---- TASK MATERIAL
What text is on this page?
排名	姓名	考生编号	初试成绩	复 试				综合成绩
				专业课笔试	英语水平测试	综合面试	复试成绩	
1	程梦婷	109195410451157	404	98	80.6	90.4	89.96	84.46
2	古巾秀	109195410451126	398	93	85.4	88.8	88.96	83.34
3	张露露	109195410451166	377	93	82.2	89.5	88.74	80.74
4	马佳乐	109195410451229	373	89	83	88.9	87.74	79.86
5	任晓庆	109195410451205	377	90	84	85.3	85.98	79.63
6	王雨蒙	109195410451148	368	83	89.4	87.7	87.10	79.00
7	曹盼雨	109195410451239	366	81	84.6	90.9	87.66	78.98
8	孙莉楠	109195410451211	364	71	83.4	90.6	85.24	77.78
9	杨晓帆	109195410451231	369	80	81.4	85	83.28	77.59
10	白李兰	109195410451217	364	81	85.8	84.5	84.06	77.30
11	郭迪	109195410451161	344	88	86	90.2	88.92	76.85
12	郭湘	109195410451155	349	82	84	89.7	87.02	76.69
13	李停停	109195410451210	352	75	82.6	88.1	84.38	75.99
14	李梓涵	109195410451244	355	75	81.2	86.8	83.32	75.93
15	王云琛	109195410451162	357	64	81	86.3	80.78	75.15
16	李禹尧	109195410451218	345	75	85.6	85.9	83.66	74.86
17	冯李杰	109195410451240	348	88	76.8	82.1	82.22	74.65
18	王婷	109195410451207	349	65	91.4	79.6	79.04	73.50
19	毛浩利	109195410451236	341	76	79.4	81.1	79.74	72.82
--------
Copy out every line of the data above, exactly as given.

== EXPECTED ANSWER ==
What text is on this page?
排名	姓名	考生编号	初试成绩	复 试				综合成绩
				专业课笔试	英语水平测试	综合面试	复试成绩	
1	程梦婷	109195410451157	404	98	80.6	90.4	89.96	84.46
2	古巾秀	109195410451126	398	93	85.4	88.8	88.96	83.34
3	张露露	109195410451166	377	93	82.2	89.5	88.74	80.74
4	马佳乐	109195410451229	373	89	83	88.9	87.74	79.86
5	任晓庆	109195410451205	377	90	84	85.3	85.98	79.63
6	王雨蒙	109195410451148	368	83	89.4	87.7	87.10	79.00
7	曹盼雨	109195410451239	366	81	84.6	90.9	87.66	78.98
8	孙莉楠	109195410451211	364	71	83.4	90.6	85.24	77.78
9	杨晓帆	109195410451231	369	80	81.4	85	83.28	77.59
10	白李兰	109195410451217	364	81	85.8	84.5	84.06	77.30
11	郭迪	109195410451161	344	88	86	90.2	88.92	76.85
12	郭湘	109195410451155	349	82	84	89.7	87.02	76.69
13	李停停	109195410451210	352	75	82.6	88.1	84.38	75.99
14	李梓涵	109195410451244	355	75	81.2	86.8	83.32	75.93
15	王云琛	109195410451162	357	64	81	86.3	80.78	75.15
16	李禹尧	109195410451218	345	75	85.6	85.9	83.66	74.86
17	冯李杰	109195410451240	348	88	76.8	82.1	82.22	74.65
18	王婷	109195410451207	349	65	91.4	79.6	79.04	73.50
19	毛浩利	109195410451236	341	76	79.4	81.1	79.74	72.82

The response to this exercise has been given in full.